* [Supplied passage]
*** Begin section ***

A structurally altered D,L-amino acid TCRalpha transmembrane peptide interacts with the TCRalpha and inhibits T-cell activation in vitro and in an animal model.

ABSTRACT

Protein-protein interactions in the membrane are pivotal for the cellular response to receptor-sensed stimuli. Recently, it has been demonstrated that an all-d-amino acids analogue of the TCRalpha transmembrane peptide (CP) is recruited to the TCR complex and inhibits T-cell activation in vitro and in vivo, similarly to the wild-type CP peptide. Here we investigated the relative contributions of the secondary structure of CP compared to its side chains in the association of CP with the TCR. We disrupted the secondary structure of CP by replacing two positive residues, needed for the interaction of CP with the TCR complex, by their d-enantiomers (2D-CP). Structure disruption was demonstrated by CD and FTIR spectroscopy, and molecular dynamics simulation in a bilayer environment. In vitro, 2D-CP colocalized with the TCR (visualized with confocal microscopy), immunoprecipitated with TCR but not MHC I, and inhibited T-cell activation. The peptide was effective also in vivo it inhibited adjuvant arthritis in rats and delayed type hypersensitivity in BALB/c mice. Moreover, 2D-CP manifested greater immunosuppressive activity than wild-type CP, both in vivo and in vitro, which can be attributed to the greater solubility and resistance to degradation of 2D-CP. In molecular terms, these findings suggest that, under certain conditions, protein-protein interactions within the membrane might be more dependent on side chain interactions than on a specific secondary structure. The new altered secondary structure probably determines how the Lys and the Arg are positioned with respect to each other, so they can interact with the TM domain of the receptor. In clinical terms, the increased solubility and resistance to degradation of d-stereoisomers might be exploited in the targeted inactivation of pathogenic signaling pathways such as those arising from TCR-triggered activation of T-cells in immune-mediated disorders.

*** End section ***

* [Listed entries]
*** Begin section ***

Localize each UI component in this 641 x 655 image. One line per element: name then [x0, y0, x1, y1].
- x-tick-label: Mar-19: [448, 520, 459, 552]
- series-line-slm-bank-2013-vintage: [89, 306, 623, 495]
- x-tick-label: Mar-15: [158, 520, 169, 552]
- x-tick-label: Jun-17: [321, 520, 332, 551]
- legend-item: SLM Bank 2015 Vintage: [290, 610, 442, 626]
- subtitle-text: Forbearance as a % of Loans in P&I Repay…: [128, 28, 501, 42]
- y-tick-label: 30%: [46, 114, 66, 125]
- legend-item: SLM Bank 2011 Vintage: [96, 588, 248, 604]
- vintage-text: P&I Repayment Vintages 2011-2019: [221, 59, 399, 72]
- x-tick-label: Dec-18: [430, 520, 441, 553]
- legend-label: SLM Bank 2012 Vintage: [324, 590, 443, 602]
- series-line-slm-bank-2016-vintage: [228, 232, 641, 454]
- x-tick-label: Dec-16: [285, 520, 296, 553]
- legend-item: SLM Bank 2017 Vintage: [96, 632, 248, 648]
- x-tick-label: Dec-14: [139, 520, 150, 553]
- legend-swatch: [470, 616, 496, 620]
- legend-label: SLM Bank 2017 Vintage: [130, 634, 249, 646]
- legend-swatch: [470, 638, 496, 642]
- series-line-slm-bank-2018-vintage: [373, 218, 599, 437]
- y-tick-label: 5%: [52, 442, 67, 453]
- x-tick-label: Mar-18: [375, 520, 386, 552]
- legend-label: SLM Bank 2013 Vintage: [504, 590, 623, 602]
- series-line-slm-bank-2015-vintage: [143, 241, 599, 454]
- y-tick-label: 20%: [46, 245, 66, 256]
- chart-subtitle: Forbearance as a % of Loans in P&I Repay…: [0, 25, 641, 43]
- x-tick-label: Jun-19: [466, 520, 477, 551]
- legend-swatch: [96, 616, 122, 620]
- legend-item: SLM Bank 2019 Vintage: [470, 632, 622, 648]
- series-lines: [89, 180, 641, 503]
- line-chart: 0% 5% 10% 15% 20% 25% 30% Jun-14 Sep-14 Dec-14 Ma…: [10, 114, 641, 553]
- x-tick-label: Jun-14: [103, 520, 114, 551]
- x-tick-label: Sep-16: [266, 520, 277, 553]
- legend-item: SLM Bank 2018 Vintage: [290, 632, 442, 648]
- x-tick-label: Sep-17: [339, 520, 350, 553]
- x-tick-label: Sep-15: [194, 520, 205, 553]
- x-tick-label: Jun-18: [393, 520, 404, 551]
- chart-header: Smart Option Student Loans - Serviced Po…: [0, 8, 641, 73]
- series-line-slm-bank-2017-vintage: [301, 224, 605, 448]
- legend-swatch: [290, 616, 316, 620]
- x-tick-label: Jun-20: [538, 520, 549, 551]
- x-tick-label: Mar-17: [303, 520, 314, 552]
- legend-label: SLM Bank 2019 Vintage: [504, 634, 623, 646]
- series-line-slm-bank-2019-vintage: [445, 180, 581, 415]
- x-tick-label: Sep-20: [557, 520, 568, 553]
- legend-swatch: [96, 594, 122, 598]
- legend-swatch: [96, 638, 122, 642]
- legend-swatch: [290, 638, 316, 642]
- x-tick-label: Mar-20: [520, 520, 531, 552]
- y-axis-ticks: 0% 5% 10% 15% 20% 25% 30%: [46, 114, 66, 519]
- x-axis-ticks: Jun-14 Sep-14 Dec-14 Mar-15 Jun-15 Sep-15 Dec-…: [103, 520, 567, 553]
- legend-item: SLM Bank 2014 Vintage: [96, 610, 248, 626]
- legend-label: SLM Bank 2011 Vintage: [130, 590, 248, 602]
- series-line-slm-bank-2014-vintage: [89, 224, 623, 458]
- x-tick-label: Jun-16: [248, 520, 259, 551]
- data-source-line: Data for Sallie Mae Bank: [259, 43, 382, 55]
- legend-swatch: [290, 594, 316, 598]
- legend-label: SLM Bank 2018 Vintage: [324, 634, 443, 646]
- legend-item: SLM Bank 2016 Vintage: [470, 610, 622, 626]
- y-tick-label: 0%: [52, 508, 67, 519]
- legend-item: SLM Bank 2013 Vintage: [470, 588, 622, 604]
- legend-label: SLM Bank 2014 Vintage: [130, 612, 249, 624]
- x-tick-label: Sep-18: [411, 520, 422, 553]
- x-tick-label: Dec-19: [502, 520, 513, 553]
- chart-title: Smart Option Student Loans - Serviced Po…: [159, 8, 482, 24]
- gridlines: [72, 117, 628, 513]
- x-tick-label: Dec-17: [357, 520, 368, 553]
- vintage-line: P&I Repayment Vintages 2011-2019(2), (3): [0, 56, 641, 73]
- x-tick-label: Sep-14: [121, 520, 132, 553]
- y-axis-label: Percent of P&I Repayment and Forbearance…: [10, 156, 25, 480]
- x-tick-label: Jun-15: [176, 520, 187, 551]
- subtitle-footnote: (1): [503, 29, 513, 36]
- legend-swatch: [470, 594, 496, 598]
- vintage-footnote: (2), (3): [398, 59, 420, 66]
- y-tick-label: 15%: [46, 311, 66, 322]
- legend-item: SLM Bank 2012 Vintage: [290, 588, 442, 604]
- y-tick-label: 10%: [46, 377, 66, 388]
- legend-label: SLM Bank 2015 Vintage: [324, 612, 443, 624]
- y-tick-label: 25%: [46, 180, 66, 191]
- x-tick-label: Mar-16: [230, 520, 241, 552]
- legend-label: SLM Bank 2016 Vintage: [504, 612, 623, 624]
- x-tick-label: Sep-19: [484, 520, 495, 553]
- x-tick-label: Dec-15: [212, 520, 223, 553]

*** End section ***

Please return the TCRalpha peptide abstract above in full and word for word, from its title through its last sentence.

* [Task result]
A structurally altered D,L-amino acid TCRalpha transmembrane peptide interacts with the TCRalpha and inhibits T-cell activation in vitro and in an animal model.

ABSTRACT

Protein-protein interactions in the membrane are pivotal for the cellular response to receptor-sensed stimuli. Recently, it has been demonstrated that an all-d-amino acids analogue of the TCRalpha transmembrane peptide (CP) is recruited to the TCR complex and inhibits T-cell activation in vitro and in vivo, similarly to the wild-type CP peptide. Here we investigated the relative contributions of the secondary structure of CP compared to its side chains in the association of CP with the TCR. We disrupted the secondary structure of CP by replacing two positive residues, needed for the interaction of CP with the TCR complex, by their d-enantiomers (2D-CP). Structure disruption was demonstrated by CD and FTIR spectroscopy, and molecular dynamics simulation in a bilayer environment. In vitro, 2D-CP colocalized with the TCR (visualized with confocal microscopy), immunoprecipitated with TCR but not MHC I, and inhibited T-cell activation. The peptide was effective also in vivo it inhibited adjuvant arthritis in rats and delayed type hypersensitivity in BALB/c mice. Moreover, 2D-CP manifested greater immunosuppressive activity than wild-type CP, both in vivo and in vitro, which can be attributed to the greater solubility and resistance to degradation of 2D-CP. In molecular terms, these findings suggest that, under certain conditions, protein-protein interactions within the membrane might be more dependent on side chain interactions than on a specific secondary structure. The new altered secondary structure probably determines how the Lys and the Arg are positioned with respect to each other, so they can interact with the TM domain of the receptor. In clinical terms, the increased solubility and resistance to degradation of d-stereoisomers might be exploited in the targeted inactivation of pathogenic signaling pathways such as those arising from TCR-triggered activation of T-cells in immune-mediated disorders.